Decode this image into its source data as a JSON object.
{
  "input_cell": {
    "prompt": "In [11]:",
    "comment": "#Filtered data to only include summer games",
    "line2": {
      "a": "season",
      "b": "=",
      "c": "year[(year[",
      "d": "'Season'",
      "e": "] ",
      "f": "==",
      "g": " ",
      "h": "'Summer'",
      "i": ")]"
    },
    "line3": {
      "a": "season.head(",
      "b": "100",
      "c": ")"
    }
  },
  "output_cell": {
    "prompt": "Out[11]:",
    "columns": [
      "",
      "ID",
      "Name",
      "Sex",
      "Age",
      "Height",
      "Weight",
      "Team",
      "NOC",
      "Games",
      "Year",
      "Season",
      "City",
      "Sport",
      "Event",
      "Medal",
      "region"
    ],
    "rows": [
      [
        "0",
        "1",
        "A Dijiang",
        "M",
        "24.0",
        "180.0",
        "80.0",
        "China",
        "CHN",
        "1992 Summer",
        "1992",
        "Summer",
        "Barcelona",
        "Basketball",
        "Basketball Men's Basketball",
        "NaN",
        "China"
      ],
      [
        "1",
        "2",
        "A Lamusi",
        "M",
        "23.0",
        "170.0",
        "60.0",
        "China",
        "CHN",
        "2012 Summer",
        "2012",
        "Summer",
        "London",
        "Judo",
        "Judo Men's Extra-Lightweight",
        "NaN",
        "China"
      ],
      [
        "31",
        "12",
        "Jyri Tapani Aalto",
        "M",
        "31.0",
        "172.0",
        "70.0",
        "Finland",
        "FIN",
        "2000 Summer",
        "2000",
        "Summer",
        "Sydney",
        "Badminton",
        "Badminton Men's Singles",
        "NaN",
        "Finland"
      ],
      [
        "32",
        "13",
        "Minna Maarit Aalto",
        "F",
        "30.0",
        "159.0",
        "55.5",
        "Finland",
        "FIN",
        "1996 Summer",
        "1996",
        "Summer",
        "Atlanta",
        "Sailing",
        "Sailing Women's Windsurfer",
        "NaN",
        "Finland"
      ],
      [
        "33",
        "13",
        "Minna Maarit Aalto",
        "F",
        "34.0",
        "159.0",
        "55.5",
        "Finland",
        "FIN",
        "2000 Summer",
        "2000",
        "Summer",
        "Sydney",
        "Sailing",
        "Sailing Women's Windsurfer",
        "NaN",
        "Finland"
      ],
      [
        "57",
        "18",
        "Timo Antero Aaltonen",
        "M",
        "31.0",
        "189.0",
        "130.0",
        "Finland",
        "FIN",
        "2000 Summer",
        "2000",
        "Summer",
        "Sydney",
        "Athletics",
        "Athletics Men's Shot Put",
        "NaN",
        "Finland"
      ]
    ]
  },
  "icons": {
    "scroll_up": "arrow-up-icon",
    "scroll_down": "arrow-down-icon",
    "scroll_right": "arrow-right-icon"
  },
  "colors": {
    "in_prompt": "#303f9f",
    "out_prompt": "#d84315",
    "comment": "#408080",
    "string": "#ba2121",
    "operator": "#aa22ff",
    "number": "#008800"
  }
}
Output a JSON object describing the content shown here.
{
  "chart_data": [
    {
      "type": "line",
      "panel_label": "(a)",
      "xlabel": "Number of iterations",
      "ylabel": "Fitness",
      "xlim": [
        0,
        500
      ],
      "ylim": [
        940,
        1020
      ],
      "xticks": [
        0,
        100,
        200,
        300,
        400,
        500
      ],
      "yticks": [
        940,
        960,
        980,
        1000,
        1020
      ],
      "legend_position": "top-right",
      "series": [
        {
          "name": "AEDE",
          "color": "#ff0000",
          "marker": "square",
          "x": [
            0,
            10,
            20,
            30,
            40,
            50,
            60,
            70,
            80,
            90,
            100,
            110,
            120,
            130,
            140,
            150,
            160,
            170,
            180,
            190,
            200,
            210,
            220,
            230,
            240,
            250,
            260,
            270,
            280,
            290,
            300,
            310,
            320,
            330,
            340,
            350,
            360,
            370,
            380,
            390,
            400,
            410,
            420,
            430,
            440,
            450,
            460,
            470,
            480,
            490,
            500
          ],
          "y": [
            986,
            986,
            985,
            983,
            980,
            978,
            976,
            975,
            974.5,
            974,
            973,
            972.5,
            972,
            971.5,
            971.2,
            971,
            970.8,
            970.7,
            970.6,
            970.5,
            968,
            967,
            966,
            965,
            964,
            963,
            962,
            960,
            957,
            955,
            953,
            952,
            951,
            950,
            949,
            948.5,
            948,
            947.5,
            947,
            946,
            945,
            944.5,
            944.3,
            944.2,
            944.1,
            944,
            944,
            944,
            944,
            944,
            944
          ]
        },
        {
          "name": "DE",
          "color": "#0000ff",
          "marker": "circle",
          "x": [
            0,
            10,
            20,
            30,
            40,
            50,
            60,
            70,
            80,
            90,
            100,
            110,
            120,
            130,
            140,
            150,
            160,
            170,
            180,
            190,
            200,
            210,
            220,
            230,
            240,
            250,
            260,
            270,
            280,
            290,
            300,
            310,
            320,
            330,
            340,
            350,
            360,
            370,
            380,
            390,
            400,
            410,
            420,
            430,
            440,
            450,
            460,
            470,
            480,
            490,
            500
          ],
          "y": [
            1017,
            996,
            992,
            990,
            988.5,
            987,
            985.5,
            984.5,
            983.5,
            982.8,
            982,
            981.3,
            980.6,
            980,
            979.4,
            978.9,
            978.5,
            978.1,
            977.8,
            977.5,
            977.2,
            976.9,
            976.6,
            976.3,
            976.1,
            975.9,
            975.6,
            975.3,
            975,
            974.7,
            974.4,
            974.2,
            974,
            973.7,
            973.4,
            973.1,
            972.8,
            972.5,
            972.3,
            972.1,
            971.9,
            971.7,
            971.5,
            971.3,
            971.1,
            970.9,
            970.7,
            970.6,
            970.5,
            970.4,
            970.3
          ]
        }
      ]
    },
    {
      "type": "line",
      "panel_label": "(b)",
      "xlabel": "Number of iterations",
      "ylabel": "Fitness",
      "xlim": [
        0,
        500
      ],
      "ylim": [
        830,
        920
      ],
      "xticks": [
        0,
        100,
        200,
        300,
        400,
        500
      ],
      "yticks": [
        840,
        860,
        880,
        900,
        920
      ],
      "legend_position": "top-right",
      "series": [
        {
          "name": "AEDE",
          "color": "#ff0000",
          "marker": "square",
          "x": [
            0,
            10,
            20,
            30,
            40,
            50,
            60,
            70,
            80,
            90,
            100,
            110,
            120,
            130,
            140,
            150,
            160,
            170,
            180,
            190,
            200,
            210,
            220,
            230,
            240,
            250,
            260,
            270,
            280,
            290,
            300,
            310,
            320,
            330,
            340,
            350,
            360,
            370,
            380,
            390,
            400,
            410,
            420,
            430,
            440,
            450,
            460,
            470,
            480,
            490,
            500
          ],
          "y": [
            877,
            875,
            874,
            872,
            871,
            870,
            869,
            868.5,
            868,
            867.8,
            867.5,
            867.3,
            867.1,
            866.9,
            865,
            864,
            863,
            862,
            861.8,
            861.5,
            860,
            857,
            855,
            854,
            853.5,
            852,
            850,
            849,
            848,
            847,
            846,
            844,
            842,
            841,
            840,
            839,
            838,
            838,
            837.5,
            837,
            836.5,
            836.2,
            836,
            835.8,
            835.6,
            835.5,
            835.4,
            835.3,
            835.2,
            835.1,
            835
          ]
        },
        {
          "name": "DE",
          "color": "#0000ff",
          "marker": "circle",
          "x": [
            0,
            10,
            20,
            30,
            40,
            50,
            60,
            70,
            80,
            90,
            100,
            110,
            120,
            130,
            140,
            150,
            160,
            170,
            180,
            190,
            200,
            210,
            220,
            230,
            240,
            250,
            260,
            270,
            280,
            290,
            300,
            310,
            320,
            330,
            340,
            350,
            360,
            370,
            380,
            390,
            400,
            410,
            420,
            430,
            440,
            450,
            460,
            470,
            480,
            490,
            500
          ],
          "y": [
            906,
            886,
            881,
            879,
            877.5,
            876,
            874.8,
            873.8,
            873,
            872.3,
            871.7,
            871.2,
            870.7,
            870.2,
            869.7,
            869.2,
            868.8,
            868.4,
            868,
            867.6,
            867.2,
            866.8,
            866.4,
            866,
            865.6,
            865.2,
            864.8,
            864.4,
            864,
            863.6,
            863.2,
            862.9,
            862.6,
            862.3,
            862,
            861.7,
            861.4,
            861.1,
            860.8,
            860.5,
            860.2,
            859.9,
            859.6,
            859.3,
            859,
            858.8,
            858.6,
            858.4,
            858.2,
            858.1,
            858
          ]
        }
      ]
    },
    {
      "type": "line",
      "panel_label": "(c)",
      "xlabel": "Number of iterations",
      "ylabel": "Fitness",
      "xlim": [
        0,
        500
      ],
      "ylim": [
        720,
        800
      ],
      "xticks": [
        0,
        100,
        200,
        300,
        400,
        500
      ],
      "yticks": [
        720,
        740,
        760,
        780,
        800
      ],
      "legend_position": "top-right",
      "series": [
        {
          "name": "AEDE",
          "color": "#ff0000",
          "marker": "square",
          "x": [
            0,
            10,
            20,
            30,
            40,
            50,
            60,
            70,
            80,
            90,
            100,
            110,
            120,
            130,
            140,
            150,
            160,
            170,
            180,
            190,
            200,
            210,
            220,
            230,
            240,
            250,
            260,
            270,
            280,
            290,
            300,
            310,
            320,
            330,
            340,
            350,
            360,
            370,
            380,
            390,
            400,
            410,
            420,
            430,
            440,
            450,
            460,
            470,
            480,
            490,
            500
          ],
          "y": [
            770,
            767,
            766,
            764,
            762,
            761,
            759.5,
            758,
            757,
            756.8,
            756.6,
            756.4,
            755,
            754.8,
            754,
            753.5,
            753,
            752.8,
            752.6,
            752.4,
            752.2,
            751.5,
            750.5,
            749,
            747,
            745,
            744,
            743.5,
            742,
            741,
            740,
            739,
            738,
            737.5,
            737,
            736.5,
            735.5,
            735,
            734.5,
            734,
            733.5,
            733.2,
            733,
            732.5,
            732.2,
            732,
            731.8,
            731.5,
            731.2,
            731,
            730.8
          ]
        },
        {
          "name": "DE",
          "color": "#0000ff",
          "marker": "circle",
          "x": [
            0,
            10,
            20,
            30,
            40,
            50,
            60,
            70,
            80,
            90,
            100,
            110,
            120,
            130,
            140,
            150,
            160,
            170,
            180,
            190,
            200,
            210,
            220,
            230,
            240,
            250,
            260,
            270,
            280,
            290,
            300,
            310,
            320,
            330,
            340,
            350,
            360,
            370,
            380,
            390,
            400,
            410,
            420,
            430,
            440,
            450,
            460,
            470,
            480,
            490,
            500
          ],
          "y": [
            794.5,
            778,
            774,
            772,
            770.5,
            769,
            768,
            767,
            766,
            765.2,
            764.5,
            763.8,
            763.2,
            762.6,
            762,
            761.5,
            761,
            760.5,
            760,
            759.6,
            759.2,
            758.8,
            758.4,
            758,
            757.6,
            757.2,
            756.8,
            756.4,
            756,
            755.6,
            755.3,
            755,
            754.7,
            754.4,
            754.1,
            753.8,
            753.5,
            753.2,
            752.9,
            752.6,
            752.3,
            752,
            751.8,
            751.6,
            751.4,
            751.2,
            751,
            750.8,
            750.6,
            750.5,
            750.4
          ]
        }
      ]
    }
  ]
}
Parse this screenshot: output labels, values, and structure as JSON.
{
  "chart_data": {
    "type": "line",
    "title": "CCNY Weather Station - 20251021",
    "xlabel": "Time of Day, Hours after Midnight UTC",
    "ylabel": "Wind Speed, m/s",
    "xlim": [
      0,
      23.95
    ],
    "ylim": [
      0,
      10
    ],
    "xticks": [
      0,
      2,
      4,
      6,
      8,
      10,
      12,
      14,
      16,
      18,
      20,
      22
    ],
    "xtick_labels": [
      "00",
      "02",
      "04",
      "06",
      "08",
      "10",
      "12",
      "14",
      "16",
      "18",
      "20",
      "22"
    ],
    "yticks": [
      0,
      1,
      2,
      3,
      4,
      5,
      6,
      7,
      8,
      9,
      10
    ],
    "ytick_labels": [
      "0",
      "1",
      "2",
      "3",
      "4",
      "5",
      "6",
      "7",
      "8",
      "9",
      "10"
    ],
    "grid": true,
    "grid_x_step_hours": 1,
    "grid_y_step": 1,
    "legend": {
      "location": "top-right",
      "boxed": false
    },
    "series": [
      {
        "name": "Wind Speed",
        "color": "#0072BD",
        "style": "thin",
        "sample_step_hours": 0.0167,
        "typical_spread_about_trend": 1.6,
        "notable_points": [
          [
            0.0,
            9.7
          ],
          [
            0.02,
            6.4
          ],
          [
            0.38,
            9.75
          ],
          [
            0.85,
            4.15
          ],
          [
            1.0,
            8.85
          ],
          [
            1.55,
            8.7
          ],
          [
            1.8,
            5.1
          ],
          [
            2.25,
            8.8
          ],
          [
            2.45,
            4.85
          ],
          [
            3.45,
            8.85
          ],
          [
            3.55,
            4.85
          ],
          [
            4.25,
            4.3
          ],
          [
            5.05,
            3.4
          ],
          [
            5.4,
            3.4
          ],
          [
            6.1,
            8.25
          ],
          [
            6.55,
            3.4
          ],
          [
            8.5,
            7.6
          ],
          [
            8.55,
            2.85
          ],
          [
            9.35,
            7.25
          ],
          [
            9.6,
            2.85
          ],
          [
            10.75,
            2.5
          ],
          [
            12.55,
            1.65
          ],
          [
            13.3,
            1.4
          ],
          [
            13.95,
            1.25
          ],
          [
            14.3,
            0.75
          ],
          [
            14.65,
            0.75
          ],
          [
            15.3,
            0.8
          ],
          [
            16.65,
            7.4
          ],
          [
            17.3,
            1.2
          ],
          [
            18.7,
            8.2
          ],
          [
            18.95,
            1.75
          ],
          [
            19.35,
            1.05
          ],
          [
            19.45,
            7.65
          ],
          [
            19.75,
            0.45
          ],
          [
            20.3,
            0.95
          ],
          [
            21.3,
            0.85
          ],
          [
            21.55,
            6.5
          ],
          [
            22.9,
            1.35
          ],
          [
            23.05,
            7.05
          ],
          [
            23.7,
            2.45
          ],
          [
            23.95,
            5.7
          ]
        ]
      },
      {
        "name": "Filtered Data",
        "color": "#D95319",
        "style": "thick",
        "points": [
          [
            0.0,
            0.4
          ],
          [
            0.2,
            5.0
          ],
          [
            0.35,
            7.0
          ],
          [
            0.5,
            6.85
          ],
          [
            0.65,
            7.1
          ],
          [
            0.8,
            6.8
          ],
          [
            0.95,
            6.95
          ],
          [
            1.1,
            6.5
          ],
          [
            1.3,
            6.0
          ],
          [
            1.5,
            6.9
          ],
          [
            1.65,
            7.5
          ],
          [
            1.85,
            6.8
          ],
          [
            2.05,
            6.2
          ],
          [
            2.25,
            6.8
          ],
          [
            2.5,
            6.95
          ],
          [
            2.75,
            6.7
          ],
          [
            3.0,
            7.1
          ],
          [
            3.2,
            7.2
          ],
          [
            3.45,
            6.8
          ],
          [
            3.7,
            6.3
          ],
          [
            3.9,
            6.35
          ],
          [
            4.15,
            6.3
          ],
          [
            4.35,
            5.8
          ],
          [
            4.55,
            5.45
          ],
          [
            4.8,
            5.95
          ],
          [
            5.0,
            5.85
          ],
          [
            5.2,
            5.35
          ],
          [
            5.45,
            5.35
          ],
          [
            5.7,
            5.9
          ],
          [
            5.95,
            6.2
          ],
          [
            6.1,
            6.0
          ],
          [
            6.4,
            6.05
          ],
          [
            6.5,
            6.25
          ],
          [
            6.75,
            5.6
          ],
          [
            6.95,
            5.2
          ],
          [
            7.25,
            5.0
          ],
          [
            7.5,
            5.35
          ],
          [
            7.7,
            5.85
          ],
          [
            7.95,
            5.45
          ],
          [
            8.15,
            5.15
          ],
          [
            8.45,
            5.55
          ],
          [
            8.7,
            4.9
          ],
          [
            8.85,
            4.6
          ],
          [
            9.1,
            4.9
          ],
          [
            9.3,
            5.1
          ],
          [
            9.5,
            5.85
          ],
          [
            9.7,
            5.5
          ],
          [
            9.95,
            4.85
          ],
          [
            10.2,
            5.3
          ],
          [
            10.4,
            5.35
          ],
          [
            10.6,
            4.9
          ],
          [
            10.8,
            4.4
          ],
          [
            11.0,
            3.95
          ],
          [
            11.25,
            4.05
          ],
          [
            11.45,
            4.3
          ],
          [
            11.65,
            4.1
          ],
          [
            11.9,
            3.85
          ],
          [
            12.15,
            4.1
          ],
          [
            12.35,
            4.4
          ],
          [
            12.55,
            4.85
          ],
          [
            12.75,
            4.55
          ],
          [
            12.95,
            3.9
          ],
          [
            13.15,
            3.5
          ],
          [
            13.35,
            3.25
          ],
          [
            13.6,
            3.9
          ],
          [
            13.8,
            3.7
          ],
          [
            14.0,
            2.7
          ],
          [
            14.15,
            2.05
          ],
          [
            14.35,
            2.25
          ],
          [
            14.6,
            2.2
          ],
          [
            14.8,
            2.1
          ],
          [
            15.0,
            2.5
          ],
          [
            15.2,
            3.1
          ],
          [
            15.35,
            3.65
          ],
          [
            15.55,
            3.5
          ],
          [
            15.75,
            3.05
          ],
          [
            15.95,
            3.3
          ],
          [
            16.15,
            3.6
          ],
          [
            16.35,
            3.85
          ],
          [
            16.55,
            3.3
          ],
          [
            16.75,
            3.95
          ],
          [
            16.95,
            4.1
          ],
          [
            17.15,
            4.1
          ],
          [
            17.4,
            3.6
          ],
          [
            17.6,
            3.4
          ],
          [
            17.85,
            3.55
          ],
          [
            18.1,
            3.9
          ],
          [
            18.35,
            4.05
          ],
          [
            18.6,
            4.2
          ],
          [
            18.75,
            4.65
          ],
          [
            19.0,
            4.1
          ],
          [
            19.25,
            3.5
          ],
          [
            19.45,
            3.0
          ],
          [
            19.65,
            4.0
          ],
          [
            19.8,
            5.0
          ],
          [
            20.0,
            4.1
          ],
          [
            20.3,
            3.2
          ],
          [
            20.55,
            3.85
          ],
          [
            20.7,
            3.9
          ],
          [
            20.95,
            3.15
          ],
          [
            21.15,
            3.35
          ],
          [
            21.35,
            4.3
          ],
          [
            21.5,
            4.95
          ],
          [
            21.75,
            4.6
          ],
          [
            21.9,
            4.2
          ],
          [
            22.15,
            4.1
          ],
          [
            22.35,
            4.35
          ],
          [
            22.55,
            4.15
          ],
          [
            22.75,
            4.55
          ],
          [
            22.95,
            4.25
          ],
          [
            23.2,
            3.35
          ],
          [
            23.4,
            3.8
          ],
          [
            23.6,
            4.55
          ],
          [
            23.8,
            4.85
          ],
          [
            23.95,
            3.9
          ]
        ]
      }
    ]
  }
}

> To be done: Search the data above for the string "JSON" and return every line that has it.

> Solution for this task:
Decode this image into its source data as a JSON object.
Output a JSON object describing the content shown here.
Parse this screenshot: output labels, values, and structure as JSON.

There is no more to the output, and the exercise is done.